# [REQUEST]
Transcribe all records exactly.
^^^^
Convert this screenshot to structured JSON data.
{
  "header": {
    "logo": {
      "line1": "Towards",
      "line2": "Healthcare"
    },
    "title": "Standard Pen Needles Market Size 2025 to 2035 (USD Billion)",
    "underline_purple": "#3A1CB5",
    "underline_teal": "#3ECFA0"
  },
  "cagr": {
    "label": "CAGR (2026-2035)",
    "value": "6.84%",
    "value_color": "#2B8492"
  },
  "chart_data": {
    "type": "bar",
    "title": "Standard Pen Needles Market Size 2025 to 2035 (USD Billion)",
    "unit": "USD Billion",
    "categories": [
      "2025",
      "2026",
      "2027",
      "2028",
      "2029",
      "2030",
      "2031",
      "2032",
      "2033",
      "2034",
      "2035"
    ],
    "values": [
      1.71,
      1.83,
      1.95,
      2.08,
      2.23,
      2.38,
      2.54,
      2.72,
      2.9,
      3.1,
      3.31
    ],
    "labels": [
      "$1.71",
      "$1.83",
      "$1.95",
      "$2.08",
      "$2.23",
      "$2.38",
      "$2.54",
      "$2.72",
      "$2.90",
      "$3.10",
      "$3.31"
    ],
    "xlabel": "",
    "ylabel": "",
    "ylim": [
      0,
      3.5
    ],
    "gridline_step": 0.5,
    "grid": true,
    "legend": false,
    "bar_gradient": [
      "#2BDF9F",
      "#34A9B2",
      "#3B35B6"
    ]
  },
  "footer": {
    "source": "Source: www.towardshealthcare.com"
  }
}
^^^^
# [RESULT]
Convert this screenshot to structured JSON data.
{
  "header": {
    "logo": {
      "line1": "Towards",
      "line2": "Healthcare"
    },
    "title": "Standard Pen Needles Market Size 2025 to 2035 (USD Billion)",
    "underline_purple": "#3A1CB5",
    "underline_teal": "#3ECFA0"
  },
  "cagr": {
    "label": "CAGR (2026-2035)",
    "value": "6.84%",
    "value_color": "#2B8492"
  },
  "chart_data": {
    "type": "bar",
    "title": "Standard Pen Needles Market Size 2025 to 2035 (USD Billion)",
    "unit": "USD Billion",
    "categories": [
      "2025",
      "2026",
      "2027",
      "2028",
      "2029",
      "2030",
      "2031",
      "2032",
      "2033",
      "2034",
      "2035"
    ],
    "values": [
      1.71,
      1.83,
      1.95,
      2.08,
      2.23,
      2.38,
      2.54,
      2.72,
      2.9,
      3.1,
      3.31
    ],
    "labels": [
      "$1.71",
      "$1.83",
      "$1.95",
      "$2.08",
      "$2.23",
      "$2.38",
      "$2.54",
      "$2.72",
      "$2.90",
      "$3.10",
      "$3.31"
    ],
    "xlabel": "",
    "ylabel": "",
    "ylim": [
      0,
      3.5
    ],
    "gridline_step": 0.5,
    "grid": true,
    "legend": false,
    "bar_gradient": [
      "#2BDF9F",
      "#34A9B2",
      "#3B35B6"
    ]
  },
  "footer": {
    "source": "Source: www.towardshealthcare.com"
  }
}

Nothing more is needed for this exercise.